**INSTRUCTION**
Could you print all the entries exactly?

Dataset rows about figures

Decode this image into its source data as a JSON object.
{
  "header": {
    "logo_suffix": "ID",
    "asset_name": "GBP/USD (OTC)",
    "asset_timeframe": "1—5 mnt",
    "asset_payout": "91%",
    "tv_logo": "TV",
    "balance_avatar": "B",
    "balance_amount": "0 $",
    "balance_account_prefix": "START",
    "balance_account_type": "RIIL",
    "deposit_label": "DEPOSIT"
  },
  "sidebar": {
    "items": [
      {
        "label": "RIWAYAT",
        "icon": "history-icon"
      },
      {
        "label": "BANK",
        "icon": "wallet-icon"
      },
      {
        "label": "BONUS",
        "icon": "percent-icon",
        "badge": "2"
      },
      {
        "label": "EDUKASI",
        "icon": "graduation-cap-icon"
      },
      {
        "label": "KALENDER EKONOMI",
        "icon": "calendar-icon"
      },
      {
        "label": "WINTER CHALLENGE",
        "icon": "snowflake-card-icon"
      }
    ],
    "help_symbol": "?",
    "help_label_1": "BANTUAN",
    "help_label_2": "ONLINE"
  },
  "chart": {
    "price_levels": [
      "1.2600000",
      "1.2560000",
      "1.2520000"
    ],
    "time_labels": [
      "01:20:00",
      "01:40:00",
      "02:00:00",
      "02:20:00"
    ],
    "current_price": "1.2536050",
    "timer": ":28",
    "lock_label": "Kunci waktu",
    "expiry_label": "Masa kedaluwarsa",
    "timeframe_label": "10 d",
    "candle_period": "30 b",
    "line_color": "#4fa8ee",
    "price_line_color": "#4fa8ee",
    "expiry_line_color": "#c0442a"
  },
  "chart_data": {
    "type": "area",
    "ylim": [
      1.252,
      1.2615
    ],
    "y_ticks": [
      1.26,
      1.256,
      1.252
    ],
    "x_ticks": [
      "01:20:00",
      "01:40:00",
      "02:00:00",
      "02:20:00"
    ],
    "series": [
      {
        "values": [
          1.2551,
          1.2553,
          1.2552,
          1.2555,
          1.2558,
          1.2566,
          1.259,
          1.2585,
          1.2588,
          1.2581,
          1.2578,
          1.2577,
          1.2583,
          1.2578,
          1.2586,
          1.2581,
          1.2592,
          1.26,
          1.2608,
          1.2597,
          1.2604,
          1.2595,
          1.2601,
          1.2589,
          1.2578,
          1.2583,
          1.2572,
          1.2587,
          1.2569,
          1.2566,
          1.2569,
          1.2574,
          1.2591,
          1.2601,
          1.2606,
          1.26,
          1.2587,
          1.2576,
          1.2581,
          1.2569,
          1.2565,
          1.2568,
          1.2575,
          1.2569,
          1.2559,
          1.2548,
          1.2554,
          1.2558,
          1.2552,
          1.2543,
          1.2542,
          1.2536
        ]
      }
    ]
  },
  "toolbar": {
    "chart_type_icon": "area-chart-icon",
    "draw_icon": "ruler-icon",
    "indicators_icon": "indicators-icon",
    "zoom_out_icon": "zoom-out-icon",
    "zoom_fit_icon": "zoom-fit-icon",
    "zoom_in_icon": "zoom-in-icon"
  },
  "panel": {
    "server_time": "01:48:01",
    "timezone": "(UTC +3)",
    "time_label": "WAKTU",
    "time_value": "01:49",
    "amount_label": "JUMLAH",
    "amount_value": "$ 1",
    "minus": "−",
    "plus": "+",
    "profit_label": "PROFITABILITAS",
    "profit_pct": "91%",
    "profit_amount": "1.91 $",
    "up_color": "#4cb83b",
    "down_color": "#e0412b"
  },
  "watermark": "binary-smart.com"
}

**RESULT FOR THIS TASK**
Decode this image into its source data as a JSON object.
{
  "header": {
    "logo_suffix": "ID",
    "asset_name": "GBP/USD (OTC)",
    "asset_timeframe": "1—5 mnt",
    "asset_payout": "91%",
    "tv_logo": "TV",
    "balance_avatar": "B",
    "balance_amount": "0 $",
    "balance_account_prefix": "START",
    "balance_account_type": "RIIL",
    "deposit_label": "DEPOSIT"
  },
  "sidebar": {
    "items": [
      {
        "label": "RIWAYAT",
        "icon": "history-icon"
      },
      {
        "label": "BANK",
        "icon": "wallet-icon"
      },
      {
        "label": "BONUS",
        "icon": "percent-icon",
        "badge": "2"
      },
      {
        "label": "EDUKASI",
        "icon": "graduation-cap-icon"
      },
      {
        "label": "KALENDER EKONOMI",
        "icon": "calendar-icon"
      },
      {
        "label": "WINTER CHALLENGE",
        "icon": "snowflake-card-icon"
      }
    ],
    "help_symbol": "?",
    "help_label_1": "BANTUAN",
    "help_label_2": "ONLINE"
  },
  "chart": {
    "price_levels": [
      "1.2600000",
      "1.2560000",
      "1.2520000"
    ],
    "time_labels": [
      "01:20:00",
      "01:40:00",
      "02:00:00",
      "02:20:00"
    ],
    "current_price": "1.2536050",
    "timer": ":28",
    "lock_label": "Kunci waktu",
    "expiry_label": "Masa kedaluwarsa",
    "timeframe_label": "10 d",
    "candle_period": "30 b",
    "line_color": "#4fa8ee",
    "price_line_color": "#4fa8ee",
    "expiry_line_color": "#c0442a"
  },
  "chart_data": {
    "type": "area",
    "ylim": [
      1.252,
      1.2615
    ],
    "y_ticks": [
      1.26,
      1.256,
      1.252
    ],
    "x_ticks": [
      "01:20:00",
      "01:40:00",
      "02:00:00",
      "02:20:00"
    ],
    "series": [
      {
        "values": [
          1.2551,
          1.2553,
          1.2552,
          1.2555,
          1.2558,
          1.2566,
          1.259,
          1.2585,
          1.2588,
          1.2581,
          1.2578,
          1.2577,
          1.2583,
          1.2578,
          1.2586,
          1.2581,
          1.2592,
          1.26,
          1.2608,
          1.2597,
          1.2604,
          1.2595,
          1.2601,
          1.2589,
          1.2578,
          1.2583,
          1.2572,
          1.2587,
          1.2569,
          1.2566,
          1.2569,
          1.2574,
          1.2591,
          1.2601,
          1.2606,
          1.26,
          1.2587,
          1.2576,
          1.2581,
          1.2569,
          1.2565,
          1.2568,
          1.2575,
          1.2569,
          1.2559,
          1.2548,
          1.2554,
          1.2558,
          1.2552,
          1.2543,
          1.2542,
          1.2536
        ]
      }
    ]
  },
  "toolbar": {
    "chart_type_icon": "area-chart-icon",
    "draw_icon": "ruler-icon",
    "indicators_icon": "indicators-icon",
    "zoom_out_icon": "zoom-out-icon",
    "zoom_fit_icon": "zoom-fit-icon",
    "zoom_in_icon": "zoom-in-icon"
  },
  "panel": {
    "server_time": "01:48:01",
    "timezone": "(UTC +3)",
    "time_label": "WAKTU",
    "time_value": "01:49",
    "amount_label": "JUMLAH",
    "amount_value": "$ 1",
    "minus": "−",
    "plus": "+",
    "profit_label": "PROFITABILITAS",
    "profit_pct": "91%",
    "profit_amount": "1.91 $",
    "up_color": "#4cb83b",
    "down_color": "#e0412b"
  },
  "watermark": "binary-smart.com"
}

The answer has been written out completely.